Dataset records
◇ ◇ ◇ ◇ ◇ ◇ ◇

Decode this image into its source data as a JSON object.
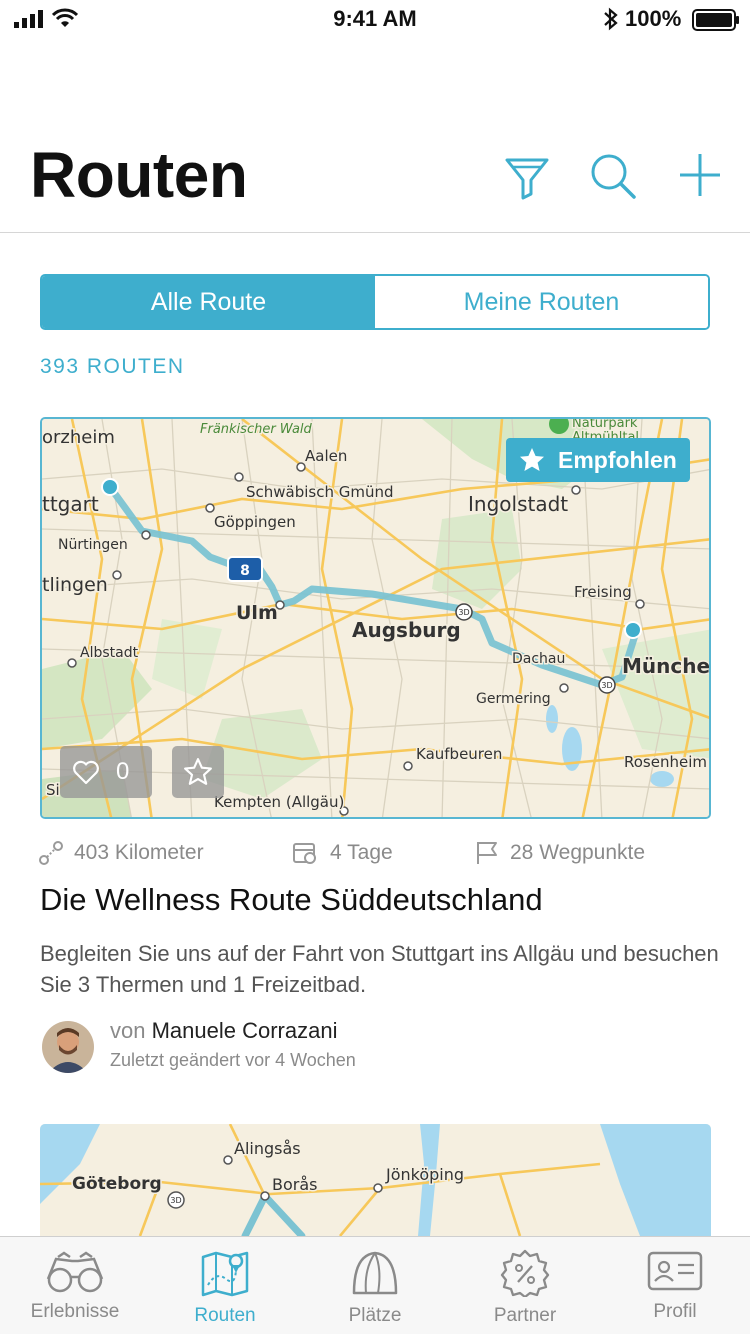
{
  "status_bar": {
    "time": "9:41 AM",
    "battery": "100%"
  },
  "header": {
    "title": "Routen",
    "icons": [
      "filter-icon",
      "search-icon",
      "add-icon"
    ]
  },
  "segments": {
    "all": "Alle Route",
    "mine": "Meine Routen"
  },
  "route_count": "393 ROUTEN",
  "route": {
    "badge": "Empfohlen",
    "likes": "0",
    "distance": "403 Kilometer",
    "duration": "4 Tage",
    "waypoints": "28 Wegpunkte",
    "title": "Die Wellness Route Süddeutschland",
    "description": "Begleiten Sie uns auf der Fahrt von Stuttgart ins Allgäu und besuchen Sie 3 Thermen und 1 Freizeitbad.",
    "author_prefix": "von",
    "author": "Manuele Corrazani",
    "changed": "Zuletzt geändert vor 4 Wochen",
    "map_labels": {
      "pforzheim": "orzheim",
      "frankischer_wald": "Fränkischer Wald",
      "aalen": "Aalen",
      "naturpark_1": "Naturpark",
      "naturpark_2": "Altmühltal",
      "stuttgart": "ttgart",
      "schwabisch_gmund": "Schwäbisch Gmünd",
      "ingolstadt": "Ingolstadt",
      "goppingen": "Göppingen",
      "nurtingen": "Nürtingen",
      "reutlingen": "tlingen",
      "autobahn": "8",
      "freising": "Freising",
      "ulm": "Ulm",
      "augsburg": "Augsburg",
      "albstadt": "Albstadt",
      "dachau": "Dachau",
      "munchen": "Münchel",
      "germering": "Germering",
      "kaufbeuren": "Kaufbeuren",
      "rosenheim": "Rosenheim",
      "kempten": "Kempten (Allgäu)",
      "sigmaringen": "Si",
      "road_3d": "3D"
    }
  },
  "next_map_labels": {
    "alingsas": "Alingsås",
    "goteborg": "Göteborg",
    "boras": "Borås",
    "jonkoping": "Jönköping",
    "road_3d": "3D"
  },
  "tabs": [
    {
      "label": "Erlebnisse",
      "icon": "binoculars-icon"
    },
    {
      "label": "Routen",
      "icon": "map-icon"
    },
    {
      "label": "Plätze",
      "icon": "tent-icon"
    },
    {
      "label": "Partner",
      "icon": "discount-badge-icon"
    },
    {
      "label": "Profil",
      "icon": "profile-card-icon"
    }
  ],
  "colors": {
    "accent": "#3EAECD",
    "route_line": "#7CC3D2",
    "map_bg": "#F5EFE0",
    "road": "#F7C85A",
    "water": "#A6D8F0"
  }
}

◇ ◇ ◇ ◇ ◇ ◇ ◇

◆ Stated problem ◆
Pictures appear in the records above. Output everything except them, exactly.

◆ Finished answer ◆
Decode this image into its source data as a JSON object.
{
  "status_bar": {
    "time": "9:41 AM",
    "battery": "100%"
  },
  "header": {
    "title": "Routen",
    "icons": [
      "filter-icon",
      "search-icon",
      "add-icon"
    ]
  },
  "segments": {
    "all": "Alle Route",
    "mine": "Meine Routen"
  },
  "route_count": "393 ROUTEN",
  "route": {
    "badge": "Empfohlen",
    "likes": "0",
    "distance": "403 Kilometer",
    "duration": "4 Tage",
    "waypoints": "28 Wegpunkte",
    "title": "Die Wellness Route Süddeutschland",
    "description": "Begleiten Sie uns auf der Fahrt von Stuttgart ins Allgäu und besuchen Sie 3 Thermen und 1 Freizeitbad.",
    "author_prefix": "von",
    "author": "Manuele Corrazani",
    "changed": "Zuletzt geändert vor 4 Wochen",
    "map_labels": {
      "pforzheim": "orzheim",
      "frankischer_wald": "Fränkischer Wald",
      "aalen": "Aalen",
      "naturpark_1": "Naturpark",
      "naturpark_2": "Altmühltal",
      "stuttgart": "ttgart",
      "schwabisch_gmund": "Schwäbisch Gmünd",
      "ingolstadt": "Ingolstadt",
      "goppingen": "Göppingen",
      "nurtingen": "Nürtingen",
      "reutlingen": "tlingen",
      "autobahn": "8",
      "freising": "Freising",
      "ulm": "Ulm",
      "augsburg": "Augsburg",
      "albstadt": "Albstadt",
      "dachau": "Dachau",
      "munchen": "Münchel",
      "germering": "Germering",
      "kaufbeuren": "Kaufbeuren",
      "rosenheim": "Rosenheim",
      "kempten": "Kempten (Allgäu)",
      "sigmaringen": "Si",
      "road_3d": "3D"
    }
  },
  "next_map_labels": {
    "alingsas": "Alingsås",
    "goteborg": "Göteborg",
    "boras": "Borås",
    "jonkoping": "Jönköping",
    "road_3d": "3D"
  },
  "tabs": [
    {
      "label": "Erlebnisse",
      "icon": "binoculars-icon"
    },
    {
      "label": "Routen",
      "icon": "map-icon"
    },
    {
      "label": "Plätze",
      "icon": "tent-icon"
    },
    {
      "label": "Partner",
      "icon": "discount-badge-icon"
    },
    {
      "label": "Profil",
      "icon": "profile-card-icon"
    }
  ],
  "colors": {
    "accent": "#3EAECD",
    "route_line": "#7CC3D2",
    "map_bg": "#F5EFE0",
    "road": "#F7C85A",
    "water": "#A6D8F0"
  }
}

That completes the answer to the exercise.